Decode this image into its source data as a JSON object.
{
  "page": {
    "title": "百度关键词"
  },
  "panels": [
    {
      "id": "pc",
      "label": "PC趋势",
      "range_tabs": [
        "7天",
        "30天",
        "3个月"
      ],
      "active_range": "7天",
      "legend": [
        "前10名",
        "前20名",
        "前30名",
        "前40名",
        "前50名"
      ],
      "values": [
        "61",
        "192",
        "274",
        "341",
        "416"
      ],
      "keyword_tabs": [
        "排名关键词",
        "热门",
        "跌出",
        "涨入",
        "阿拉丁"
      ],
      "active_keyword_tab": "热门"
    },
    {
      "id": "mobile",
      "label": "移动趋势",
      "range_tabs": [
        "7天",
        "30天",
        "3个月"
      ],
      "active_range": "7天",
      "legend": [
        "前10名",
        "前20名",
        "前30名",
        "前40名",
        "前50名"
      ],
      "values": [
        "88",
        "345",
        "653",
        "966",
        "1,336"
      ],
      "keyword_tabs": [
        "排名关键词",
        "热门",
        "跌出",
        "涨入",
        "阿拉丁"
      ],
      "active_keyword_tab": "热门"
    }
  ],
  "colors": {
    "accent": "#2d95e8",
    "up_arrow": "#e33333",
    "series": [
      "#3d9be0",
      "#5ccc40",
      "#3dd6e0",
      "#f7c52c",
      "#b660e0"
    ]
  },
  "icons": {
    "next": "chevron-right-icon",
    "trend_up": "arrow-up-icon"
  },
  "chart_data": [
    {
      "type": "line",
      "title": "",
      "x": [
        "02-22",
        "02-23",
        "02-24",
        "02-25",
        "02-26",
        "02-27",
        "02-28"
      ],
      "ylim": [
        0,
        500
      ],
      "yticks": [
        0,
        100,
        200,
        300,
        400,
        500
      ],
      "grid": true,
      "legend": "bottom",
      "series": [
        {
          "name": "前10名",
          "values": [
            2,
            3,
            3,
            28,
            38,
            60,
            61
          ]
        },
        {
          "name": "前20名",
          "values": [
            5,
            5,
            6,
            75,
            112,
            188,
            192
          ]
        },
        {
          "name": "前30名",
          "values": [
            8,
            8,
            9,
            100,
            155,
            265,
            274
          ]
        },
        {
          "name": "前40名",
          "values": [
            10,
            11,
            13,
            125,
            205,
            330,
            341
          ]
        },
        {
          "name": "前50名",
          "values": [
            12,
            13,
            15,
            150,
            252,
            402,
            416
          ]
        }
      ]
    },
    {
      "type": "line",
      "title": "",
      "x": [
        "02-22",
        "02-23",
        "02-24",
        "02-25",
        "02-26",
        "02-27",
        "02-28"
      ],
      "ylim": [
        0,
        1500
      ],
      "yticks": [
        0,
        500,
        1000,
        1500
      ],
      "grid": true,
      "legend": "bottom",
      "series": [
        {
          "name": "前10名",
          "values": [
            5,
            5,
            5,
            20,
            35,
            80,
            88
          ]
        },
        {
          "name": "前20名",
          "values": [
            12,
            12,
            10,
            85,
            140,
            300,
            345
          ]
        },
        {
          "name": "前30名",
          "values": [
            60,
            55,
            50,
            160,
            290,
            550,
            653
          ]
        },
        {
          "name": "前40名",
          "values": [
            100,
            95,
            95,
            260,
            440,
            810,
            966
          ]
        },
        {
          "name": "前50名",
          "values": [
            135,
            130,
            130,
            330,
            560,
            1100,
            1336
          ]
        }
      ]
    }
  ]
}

▸ Challenge: All the entries above need to be reproduced exactly.

▸ Task result:
Decode this image into its source data as a JSON object.
{
  "page": {
    "title": "百度关键词"
  },
  "panels": [
    {
      "id": "pc",
      "label": "PC趋势",
      "range_tabs": [
        "7天",
        "30天",
        "3个月"
      ],
      "active_range": "7天",
      "legend": [
        "前10名",
        "前20名",
        "前30名",
        "前40名",
        "前50名"
      ],
      "values": [
        "61",
        "192",
        "274",
        "341",
        "416"
      ],
      "keyword_tabs": [
        "排名关键词",
        "热门",
        "跌出",
        "涨入",
        "阿拉丁"
      ],
      "active_keyword_tab": "热门"
    },
    {
      "id": "mobile",
      "label": "移动趋势",
      "range_tabs": [
        "7天",
        "30天",
        "3个月"
      ],
      "active_range": "7天",
      "legend": [
        "前10名",
        "前20名",
        "前30名",
        "前40名",
        "前50名"
      ],
      "values": [
        "88",
        "345",
        "653",
        "966",
        "1,336"
      ],
      "keyword_tabs": [
        "排名关键词",
        "热门",
        "跌出",
        "涨入",
        "阿拉丁"
      ],
      "active_keyword_tab": "热门"
    }
  ],
  "colors": {
    "accent": "#2d95e8",
    "up_arrow": "#e33333",
    "series": [
      "#3d9be0",
      "#5ccc40",
      "#3dd6e0",
      "#f7c52c",
      "#b660e0"
    ]
  },
  "icons": {
    "next": "chevron-right-icon",
    "trend_up": "arrow-up-icon"
  },
  "chart_data": [
    {
      "type": "line",
      "title": "",
      "x": [
        "02-22",
        "02-23",
        "02-24",
        "02-25",
        "02-26",
        "02-27",
        "02-28"
      ],
      "ylim": [
        0,
        500
      ],
      "yticks": [
        0,
        100,
        200,
        300,
        400,
        500
      ],
      "grid": true,
      "legend": "bottom",
      "series": [
        {
          "name": "前10名",
          "values": [
            2,
            3,
            3,
            28,
            38,
            60,
            61
          ]
        },
        {
          "name": "前20名",
          "values": [
            5,
            5,
            6,
            75,
            112,
            188,
            192
          ]
        },
        {
          "name": "前30名",
          "values": [
            8,
            8,
            9,
            100,
            155,
            265,
            274
          ]
        },
        {
          "name": "前40名",
          "values": [
            10,
            11,
            13,
            125,
            205,
            330,
            341
          ]
        },
        {
          "name": "前50名",
          "values": [
            12,
            13,
            15,
            150,
            252,
            402,
            416
          ]
        }
      ]
    },
    {
      "type": "line",
      "title": "",
      "x": [
        "02-22",
        "02-23",
        "02-24",
        "02-25",
        "02-26",
        "02-27",
        "02-28"
      ],
      "ylim": [
        0,
        1500
      ],
      "yticks": [
        0,
        500,
        1000,
        1500
      ],
      "grid": true,
      "legend": "bottom",
      "series": [
        {
          "name": "前10名",
          "values": [
            5,
            5,
            5,
            20,
            35,
            80,
            88
          ]
        },
        {
          "name": "前20名",
          "values": [
            12,
            12,
            10,
            85,
            140,
            300,
            345
          ]
        },
        {
          "name": "前30名",
          "values": [
            60,
            55,
            50,
            160,
            290,
            550,
            653
          ]
        },
        {
          "name": "前40名",
          "values": [
            100,
            95,
            95,
            260,
            440,
            810,
            966
          ]
        },
        {
          "name": "前50名",
          "values": [
            135,
            130,
            130,
            330,
            560,
            1100,
            1336
          ]
        }
      ]
    }
  ]
}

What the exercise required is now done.